### WHAT IS ASKED
**a)** Answer these questions using the denpro page below:
(i) Which article describes mode graphs and branching maps?
(ii) In Ubuntu, which directory does the package end up in?
(iii) Which function calculates a level set tree from a function evaluated at any set of points?
**b)** Quote the denpro page word for word, starting at "R CMD INSTALL denpro_0.9.0.tar.gz" and ending at "library(denpro)".

### SELECTED EXCERPT
◆ ◆ ◆ ◆

Some 2D shape isomorphic transforms (2D volume function and 2D probability content function) are described in the article "Visualization of the spread of multivariate distributions".

Mode graphs and branching maps are described in the article "Visualization of scales of multivariate density estimates".


Installation instructions:

The programs are provided as an R-package. There are two ways to install the functions.

  • Download the file denpro.R (updated 2012/06) and then issue the command

    > source("/path/denpro.R")

    in the R console. Note that one has to specify the full name of the file and use for example in Unix the command

    > source("/home/aaa/Desktop/denpro.R")

    where "aaa" is the user account, in OS X

    > source("/Users/aaa/Desktop/denpro.R")

    and in Windows XP

    > source("C:\\Documents and Settings\\user\\Desktop\\denpro.R")

  • Download package denpro_0.9.0.tar.gz (updated 2009/06).

    • Windows and X OS binaries are available at http://www.r-project.org/ (-> CRAN -> Choose mirror -> Packages)

    • Installation instructions are provided by issuing command R CMD INSTALL --help or command R INSTALL --help. Installation may be done (in unix) with the command:

      R CMD INSTALL denpro_0.9.0.tar.gz

      For example, in Ubuntu the package will be in directory /usr/local/lib/R/site-library/denpro/ and in Suse the package will be in directory /usr/lib/R/library/denpro/

    • In R, issue the command

      library(denpro)

      which makes the functions available.


Documentation:

Here is a listing of the functions, which the package provides.

Functions to calculate a level set tree, shape tree or tail tree:

  • leafsfirst : calculates a level set tree or a shape tree from a piecewise constant function with the "LeafsFirst" algorithm, calculates a tail tree from a data matrix
  • leafsfirst.intpol : calculates a level set tree from a function evaluated at any set of points
Functions to plot a level set tree, shape tree, or tail tree:
  • plotvolu : draws a volume plot of a level set tree, a radius plot, tail probability plot, or probability content plot of a shape tree, and a tail frequency plot of a tail tree.

◆ ◆ ◆ ◆

### RECORDS

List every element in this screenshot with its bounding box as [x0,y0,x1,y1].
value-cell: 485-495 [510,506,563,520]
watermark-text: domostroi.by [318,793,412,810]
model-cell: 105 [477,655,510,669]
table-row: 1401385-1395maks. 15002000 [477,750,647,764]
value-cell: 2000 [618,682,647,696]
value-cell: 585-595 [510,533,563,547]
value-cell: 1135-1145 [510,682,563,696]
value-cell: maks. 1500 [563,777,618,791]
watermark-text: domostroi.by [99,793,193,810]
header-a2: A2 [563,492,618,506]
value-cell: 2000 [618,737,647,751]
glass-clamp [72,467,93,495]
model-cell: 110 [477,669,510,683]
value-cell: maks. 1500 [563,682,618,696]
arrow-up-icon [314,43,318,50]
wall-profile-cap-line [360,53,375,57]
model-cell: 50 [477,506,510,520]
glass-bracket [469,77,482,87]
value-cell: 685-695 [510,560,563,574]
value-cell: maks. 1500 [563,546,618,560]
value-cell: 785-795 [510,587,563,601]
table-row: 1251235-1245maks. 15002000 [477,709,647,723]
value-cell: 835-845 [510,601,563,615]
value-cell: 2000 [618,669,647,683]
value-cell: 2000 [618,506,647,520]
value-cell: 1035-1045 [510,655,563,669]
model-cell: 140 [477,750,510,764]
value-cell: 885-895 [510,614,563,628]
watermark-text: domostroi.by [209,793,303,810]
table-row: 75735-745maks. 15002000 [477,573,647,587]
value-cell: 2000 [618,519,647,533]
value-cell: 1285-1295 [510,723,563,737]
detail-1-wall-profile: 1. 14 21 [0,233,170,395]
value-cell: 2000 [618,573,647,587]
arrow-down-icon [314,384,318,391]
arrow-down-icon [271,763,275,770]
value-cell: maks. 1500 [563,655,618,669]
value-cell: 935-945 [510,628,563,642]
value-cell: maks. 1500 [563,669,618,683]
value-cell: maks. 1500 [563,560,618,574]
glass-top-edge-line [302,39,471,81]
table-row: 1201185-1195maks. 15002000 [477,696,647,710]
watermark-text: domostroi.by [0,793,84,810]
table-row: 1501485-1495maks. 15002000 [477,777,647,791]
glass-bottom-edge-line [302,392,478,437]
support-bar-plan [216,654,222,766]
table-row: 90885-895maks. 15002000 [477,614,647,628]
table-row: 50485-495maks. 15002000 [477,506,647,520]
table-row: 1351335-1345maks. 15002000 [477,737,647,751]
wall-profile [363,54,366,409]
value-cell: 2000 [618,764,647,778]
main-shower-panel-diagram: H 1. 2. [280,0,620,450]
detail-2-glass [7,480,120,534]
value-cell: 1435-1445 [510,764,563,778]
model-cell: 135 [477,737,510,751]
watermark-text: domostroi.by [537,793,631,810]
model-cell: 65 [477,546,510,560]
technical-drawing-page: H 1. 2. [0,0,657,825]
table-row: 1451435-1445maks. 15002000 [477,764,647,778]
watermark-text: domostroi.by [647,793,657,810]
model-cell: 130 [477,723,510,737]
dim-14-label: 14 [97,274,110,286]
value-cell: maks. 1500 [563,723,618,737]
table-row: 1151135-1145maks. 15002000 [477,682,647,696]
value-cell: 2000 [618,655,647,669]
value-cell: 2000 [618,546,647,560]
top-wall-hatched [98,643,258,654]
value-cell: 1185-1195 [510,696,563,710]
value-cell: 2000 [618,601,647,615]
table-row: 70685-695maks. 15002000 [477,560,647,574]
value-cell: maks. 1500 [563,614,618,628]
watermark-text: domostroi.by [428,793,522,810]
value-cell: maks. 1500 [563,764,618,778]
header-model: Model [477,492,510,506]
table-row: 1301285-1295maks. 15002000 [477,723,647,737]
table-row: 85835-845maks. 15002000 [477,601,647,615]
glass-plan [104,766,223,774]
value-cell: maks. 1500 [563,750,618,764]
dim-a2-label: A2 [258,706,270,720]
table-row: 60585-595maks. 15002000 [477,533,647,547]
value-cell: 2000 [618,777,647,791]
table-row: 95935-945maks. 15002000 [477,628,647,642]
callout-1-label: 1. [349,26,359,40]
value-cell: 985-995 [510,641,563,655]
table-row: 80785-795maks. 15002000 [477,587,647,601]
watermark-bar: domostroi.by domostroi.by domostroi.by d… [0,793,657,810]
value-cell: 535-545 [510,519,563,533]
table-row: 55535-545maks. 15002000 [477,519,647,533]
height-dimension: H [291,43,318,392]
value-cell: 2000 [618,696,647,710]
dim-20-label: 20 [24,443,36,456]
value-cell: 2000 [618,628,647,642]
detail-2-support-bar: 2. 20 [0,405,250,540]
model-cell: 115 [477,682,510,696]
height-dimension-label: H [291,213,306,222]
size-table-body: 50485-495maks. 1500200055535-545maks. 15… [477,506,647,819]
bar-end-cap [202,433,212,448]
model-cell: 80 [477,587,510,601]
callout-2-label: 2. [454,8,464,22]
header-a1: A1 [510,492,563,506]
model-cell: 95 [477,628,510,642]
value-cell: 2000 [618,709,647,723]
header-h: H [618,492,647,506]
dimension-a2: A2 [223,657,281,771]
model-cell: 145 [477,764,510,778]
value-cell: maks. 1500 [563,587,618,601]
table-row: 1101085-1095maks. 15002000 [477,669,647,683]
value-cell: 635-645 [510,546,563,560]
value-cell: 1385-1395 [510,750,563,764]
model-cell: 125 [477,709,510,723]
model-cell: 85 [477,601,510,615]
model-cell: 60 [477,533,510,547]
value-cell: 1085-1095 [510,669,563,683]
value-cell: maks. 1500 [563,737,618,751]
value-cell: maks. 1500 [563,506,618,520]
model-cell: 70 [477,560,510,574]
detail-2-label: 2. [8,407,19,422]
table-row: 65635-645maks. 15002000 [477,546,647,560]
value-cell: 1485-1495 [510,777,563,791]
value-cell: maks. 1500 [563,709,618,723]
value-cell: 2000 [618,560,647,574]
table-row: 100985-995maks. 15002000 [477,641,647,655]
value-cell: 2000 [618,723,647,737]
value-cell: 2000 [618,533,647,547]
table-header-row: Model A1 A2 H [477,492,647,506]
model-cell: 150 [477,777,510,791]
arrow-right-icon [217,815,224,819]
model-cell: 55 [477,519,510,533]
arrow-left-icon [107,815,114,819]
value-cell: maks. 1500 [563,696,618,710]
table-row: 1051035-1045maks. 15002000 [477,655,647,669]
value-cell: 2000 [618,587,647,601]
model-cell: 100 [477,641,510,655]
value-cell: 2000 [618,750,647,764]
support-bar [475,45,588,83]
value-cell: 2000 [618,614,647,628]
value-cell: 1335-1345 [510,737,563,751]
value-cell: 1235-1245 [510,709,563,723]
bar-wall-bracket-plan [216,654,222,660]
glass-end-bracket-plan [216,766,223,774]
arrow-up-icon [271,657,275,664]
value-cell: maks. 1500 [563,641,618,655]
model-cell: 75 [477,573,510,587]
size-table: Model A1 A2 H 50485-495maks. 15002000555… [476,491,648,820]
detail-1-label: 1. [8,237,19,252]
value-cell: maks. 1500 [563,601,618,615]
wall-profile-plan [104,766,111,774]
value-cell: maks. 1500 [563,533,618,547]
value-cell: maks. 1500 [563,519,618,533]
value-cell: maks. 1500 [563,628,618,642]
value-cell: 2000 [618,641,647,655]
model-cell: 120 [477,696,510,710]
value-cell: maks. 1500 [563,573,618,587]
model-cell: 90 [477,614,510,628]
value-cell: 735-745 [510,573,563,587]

◆ ◆ ◆ ◆

### ANSWERS TO EACH TASK
**a)**
(i) "Visualization of scales of multivariate density estimates"
(ii) /usr/local/lib/R/site-library/denpro/
(iii) leafsfirst.intpol

**b)**
R CMD INSTALL denpro_0.9.0.tar.gz

      For example, in Ubuntu the package will be in directory /usr/local/lib/R/site-library/denpro/ and in Suse the package will be in directory /usr/lib/R/library/denpro/

    • In R, issue the command

      library(denpro)